▶ _Data to process_
^^^^

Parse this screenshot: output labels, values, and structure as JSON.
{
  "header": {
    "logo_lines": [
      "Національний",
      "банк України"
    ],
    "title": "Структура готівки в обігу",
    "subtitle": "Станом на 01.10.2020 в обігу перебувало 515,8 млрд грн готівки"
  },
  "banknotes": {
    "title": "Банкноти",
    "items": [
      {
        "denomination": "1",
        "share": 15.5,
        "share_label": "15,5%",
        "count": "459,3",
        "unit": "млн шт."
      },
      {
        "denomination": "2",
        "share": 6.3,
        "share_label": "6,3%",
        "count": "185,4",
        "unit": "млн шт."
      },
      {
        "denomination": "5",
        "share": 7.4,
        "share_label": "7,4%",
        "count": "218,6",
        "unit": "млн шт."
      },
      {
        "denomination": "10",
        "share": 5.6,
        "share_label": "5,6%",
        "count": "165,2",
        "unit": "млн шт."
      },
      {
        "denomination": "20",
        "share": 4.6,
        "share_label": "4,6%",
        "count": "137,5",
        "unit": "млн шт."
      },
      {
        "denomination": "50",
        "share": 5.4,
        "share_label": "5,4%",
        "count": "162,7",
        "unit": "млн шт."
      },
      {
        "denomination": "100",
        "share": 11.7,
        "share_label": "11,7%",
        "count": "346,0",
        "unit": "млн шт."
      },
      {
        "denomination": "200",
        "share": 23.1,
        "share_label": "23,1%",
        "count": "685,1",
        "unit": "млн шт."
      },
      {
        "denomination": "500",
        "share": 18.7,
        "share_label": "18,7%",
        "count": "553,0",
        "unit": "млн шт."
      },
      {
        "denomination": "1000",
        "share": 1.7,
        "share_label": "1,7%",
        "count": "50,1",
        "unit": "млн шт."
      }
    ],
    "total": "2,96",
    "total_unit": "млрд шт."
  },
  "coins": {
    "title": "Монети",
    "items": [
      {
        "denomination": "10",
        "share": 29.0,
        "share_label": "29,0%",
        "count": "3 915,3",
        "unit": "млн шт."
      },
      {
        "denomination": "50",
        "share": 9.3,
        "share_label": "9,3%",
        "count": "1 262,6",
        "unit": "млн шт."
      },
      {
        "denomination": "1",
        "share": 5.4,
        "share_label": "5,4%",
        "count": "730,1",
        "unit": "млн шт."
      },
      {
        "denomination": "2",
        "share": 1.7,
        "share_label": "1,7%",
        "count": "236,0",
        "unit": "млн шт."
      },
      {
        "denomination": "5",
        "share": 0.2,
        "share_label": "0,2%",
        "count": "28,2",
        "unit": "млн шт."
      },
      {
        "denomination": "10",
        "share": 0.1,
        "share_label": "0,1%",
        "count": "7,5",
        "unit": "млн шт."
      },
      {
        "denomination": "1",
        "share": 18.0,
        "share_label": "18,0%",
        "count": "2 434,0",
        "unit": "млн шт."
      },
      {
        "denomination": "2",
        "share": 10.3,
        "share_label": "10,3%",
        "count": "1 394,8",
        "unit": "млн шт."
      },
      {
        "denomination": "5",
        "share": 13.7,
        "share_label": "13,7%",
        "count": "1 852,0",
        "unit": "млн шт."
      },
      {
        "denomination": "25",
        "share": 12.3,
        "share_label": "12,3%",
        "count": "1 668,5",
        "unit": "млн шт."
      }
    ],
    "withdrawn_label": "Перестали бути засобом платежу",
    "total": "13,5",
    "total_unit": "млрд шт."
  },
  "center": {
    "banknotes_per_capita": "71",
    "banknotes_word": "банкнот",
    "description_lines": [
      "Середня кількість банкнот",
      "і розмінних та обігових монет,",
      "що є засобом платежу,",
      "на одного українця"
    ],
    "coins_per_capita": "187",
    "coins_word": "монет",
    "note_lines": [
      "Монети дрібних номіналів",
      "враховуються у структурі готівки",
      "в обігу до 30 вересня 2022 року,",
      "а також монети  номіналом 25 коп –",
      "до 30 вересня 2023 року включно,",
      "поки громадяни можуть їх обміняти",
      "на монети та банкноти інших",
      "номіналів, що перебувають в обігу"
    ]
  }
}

^^^^

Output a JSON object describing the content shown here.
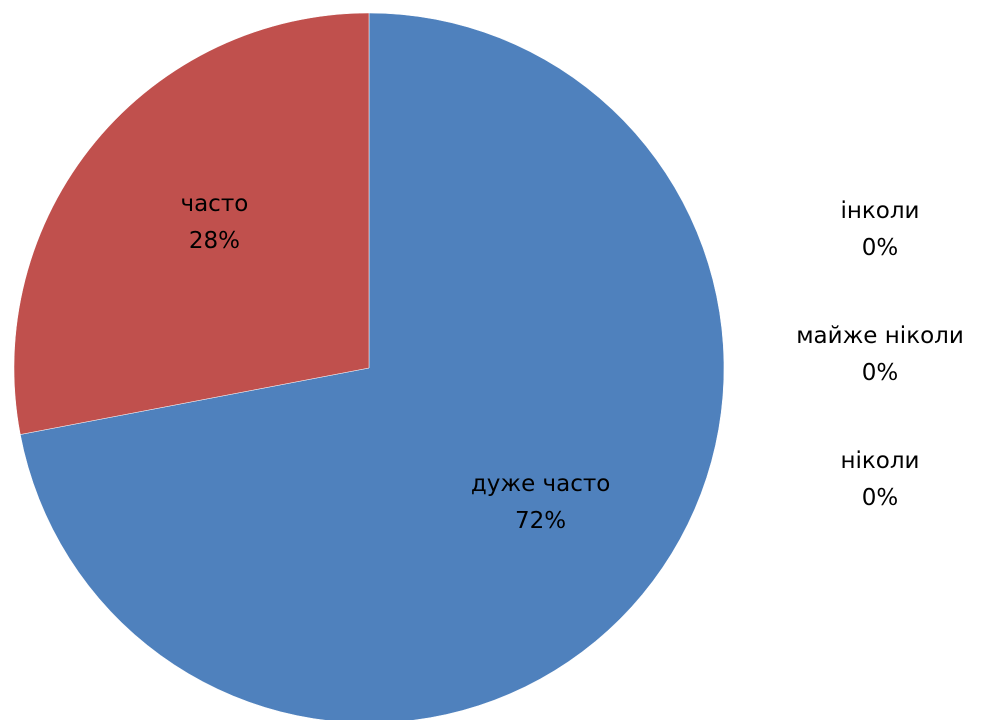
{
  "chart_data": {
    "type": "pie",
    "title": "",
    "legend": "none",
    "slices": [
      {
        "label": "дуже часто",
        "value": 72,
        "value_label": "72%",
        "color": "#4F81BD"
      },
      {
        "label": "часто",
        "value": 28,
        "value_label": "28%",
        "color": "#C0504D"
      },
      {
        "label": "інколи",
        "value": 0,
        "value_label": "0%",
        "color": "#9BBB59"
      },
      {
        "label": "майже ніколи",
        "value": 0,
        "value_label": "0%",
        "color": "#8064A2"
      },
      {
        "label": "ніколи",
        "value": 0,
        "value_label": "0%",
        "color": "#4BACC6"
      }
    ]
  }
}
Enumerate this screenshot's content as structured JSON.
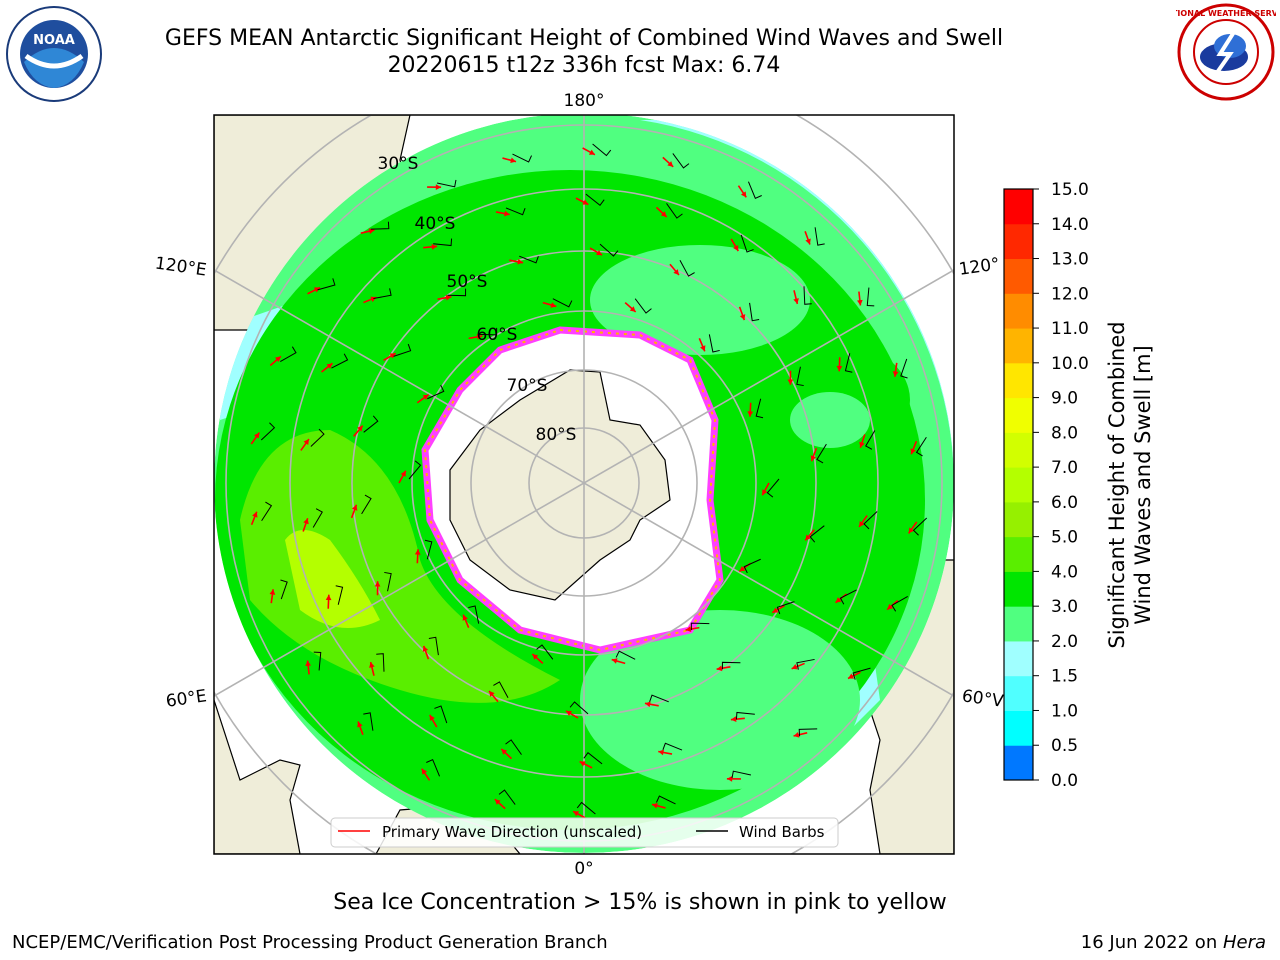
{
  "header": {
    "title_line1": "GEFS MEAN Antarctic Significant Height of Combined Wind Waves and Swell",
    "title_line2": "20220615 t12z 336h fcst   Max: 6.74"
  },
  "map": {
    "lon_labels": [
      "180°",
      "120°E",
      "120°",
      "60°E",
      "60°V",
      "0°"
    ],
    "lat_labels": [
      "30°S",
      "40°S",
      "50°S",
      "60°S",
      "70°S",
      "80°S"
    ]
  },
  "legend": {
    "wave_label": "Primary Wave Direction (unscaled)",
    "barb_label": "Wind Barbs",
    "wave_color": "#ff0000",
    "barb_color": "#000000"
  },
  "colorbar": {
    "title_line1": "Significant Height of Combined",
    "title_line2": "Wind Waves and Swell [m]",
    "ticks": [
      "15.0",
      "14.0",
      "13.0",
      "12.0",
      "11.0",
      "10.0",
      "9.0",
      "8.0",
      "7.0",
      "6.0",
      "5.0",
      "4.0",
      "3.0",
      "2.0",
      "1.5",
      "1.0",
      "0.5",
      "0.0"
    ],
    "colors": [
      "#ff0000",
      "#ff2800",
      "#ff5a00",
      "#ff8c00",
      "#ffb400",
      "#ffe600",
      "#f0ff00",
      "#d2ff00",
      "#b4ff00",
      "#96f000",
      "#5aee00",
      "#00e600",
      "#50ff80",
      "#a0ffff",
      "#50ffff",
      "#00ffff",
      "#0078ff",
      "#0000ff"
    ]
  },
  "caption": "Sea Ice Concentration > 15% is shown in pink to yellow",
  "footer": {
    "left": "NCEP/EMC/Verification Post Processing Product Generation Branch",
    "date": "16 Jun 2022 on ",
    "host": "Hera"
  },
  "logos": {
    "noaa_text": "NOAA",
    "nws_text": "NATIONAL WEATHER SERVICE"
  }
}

^^^^

▶ _What this task involves_
Extract from the material all lines containing the string "Height".

▶ _Written response_
    "title_line1": "GEFS MEAN Antarctic Significant Height of Combined Wind Waves and Swell",
    "title_line1": "Significant Height of Combined",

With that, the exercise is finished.